• Job
Write out the lines from the line containing "OCR this image." through the final line of the listing below, exactly, omitting every other line.

• Data to use
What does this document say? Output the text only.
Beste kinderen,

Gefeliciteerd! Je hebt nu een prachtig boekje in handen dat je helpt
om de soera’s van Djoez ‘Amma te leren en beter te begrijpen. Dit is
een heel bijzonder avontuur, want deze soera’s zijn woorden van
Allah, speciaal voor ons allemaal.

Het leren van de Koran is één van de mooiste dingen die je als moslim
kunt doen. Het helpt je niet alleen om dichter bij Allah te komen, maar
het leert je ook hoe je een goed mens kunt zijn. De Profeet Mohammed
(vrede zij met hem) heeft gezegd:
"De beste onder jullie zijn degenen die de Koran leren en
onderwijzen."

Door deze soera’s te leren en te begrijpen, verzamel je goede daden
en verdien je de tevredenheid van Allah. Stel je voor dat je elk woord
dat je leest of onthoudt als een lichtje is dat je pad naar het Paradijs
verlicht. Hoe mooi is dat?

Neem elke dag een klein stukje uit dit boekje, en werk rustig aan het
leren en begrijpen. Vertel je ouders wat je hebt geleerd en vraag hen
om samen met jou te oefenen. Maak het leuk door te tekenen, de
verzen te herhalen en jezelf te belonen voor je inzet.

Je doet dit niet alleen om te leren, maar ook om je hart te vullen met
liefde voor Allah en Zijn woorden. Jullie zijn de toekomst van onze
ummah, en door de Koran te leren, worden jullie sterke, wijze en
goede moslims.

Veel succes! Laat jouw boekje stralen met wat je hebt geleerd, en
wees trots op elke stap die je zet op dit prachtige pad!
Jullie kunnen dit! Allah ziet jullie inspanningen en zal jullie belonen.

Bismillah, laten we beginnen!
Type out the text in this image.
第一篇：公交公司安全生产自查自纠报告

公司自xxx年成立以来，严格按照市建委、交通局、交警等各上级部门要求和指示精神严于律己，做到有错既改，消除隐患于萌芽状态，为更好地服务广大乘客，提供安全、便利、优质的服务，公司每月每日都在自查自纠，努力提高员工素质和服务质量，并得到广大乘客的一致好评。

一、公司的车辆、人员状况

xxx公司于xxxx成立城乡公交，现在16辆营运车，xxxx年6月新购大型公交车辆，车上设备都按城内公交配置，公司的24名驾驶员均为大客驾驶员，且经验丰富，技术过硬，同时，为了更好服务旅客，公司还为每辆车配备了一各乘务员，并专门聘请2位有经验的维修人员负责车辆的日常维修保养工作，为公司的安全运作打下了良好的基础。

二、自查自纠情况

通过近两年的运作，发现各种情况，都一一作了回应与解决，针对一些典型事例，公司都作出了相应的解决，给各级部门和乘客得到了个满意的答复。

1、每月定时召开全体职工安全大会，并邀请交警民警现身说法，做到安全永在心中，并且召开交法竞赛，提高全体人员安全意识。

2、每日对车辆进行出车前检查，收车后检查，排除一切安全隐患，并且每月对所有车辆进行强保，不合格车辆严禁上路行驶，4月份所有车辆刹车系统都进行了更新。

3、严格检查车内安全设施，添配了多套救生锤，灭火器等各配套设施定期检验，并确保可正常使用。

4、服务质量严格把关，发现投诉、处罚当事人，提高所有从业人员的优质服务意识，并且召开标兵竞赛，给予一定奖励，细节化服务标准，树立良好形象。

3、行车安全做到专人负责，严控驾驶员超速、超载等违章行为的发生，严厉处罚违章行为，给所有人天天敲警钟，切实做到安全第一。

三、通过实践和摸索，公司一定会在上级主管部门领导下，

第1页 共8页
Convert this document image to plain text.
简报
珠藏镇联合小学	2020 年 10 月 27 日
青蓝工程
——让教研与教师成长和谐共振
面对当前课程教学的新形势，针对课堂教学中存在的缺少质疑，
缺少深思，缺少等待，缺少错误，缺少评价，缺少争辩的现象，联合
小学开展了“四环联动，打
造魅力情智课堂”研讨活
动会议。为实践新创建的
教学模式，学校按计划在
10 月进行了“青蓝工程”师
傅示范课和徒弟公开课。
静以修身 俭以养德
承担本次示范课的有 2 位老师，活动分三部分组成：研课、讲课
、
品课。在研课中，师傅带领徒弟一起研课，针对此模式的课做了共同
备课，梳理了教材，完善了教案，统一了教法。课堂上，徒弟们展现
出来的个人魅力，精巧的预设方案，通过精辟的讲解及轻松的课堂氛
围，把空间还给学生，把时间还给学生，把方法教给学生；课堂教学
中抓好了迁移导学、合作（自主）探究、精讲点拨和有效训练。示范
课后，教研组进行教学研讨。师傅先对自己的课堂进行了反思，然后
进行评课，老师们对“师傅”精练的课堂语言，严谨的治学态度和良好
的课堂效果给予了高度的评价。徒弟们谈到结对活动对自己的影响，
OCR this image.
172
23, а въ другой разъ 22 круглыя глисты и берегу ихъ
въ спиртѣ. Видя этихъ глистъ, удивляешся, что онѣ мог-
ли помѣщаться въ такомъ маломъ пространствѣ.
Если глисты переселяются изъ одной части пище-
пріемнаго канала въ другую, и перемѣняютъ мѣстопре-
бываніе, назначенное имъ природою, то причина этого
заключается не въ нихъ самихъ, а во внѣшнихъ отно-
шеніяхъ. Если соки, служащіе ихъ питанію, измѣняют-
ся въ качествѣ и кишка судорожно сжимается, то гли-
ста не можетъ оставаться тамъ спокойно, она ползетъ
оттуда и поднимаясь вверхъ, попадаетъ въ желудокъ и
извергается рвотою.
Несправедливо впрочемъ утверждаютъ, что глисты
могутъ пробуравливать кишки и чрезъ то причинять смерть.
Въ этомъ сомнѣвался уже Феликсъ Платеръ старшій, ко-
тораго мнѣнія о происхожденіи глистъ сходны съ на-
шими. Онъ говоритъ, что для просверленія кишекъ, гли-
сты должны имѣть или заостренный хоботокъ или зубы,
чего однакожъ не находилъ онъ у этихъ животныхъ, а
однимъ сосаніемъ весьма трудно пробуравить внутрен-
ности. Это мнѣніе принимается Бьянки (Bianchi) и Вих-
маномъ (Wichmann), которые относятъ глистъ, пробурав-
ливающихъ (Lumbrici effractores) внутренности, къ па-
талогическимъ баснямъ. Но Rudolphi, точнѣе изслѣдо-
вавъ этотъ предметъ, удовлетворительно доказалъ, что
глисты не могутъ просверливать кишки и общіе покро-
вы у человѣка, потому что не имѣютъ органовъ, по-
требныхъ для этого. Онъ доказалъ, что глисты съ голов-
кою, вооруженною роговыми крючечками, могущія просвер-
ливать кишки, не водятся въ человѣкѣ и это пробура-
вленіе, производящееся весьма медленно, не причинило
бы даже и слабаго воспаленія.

• Final result
OCR this image.
172
23, а въ другой разъ 22 круглыя глисты и берегу ихъ
въ спиртѣ. Видя этихъ глистъ, удивляешся, что онѣ мог-
ли помѣщаться въ такомъ маломъ пространствѣ.
Если глисты переселяются изъ одной части пище-
пріемнаго канала въ другую, и перемѣняютъ мѣстопре-
бываніе, назначенное имъ природою, то причина этого
заключается не въ нихъ самихъ, а во внѣшнихъ отно-
шеніяхъ. Если соки, служащіе ихъ питанію, измѣняют-
ся въ качествѣ и кишка судорожно сжимается, то гли-
ста не можетъ оставаться тамъ спокойно, она ползетъ
оттуда и поднимаясь вверхъ, попадаетъ въ желудокъ и
извергается рвотою.
Несправедливо впрочемъ утверждаютъ, что глисты
могутъ пробуравливать кишки и чрезъ то причинять смерть.
Въ этомъ сомнѣвался уже Феликсъ Платеръ старшій, ко-
тораго мнѣнія о происхожденіи глистъ сходны съ на-
шими. Онъ говоритъ, что для просверленія кишекъ, гли-
сты должны имѣть или заостренный хоботокъ или зубы,
чего однакожъ не находилъ онъ у этихъ животныхъ, а
однимъ сосаніемъ весьма трудно пробуравить внутрен-
ности. Это мнѣніе принимается Бьянки (Bianchi) и Вих-
маномъ (Wichmann), которые относятъ глистъ, пробурав-
ливающихъ (Lumbrici effractores) внутренности, къ па-
талогическимъ баснямъ. Но Rudolphi, точнѣе изслѣдо-
вавъ этотъ предметъ, удовлетворительно доказалъ, что
глисты не могутъ просверливать кишки и общіе покро-
вы у человѣка, потому что не имѣютъ органовъ, по-
требныхъ для этого. Онъ доказалъ, что глисты съ голов-
кою, вооруженною роговыми крючечками, могущія просвер-
ливать кишки, не водятся въ человѣкѣ и это пробура-
вленіе, производящееся весьма медленно, не причинило
бы даже и слабаго воспаленія.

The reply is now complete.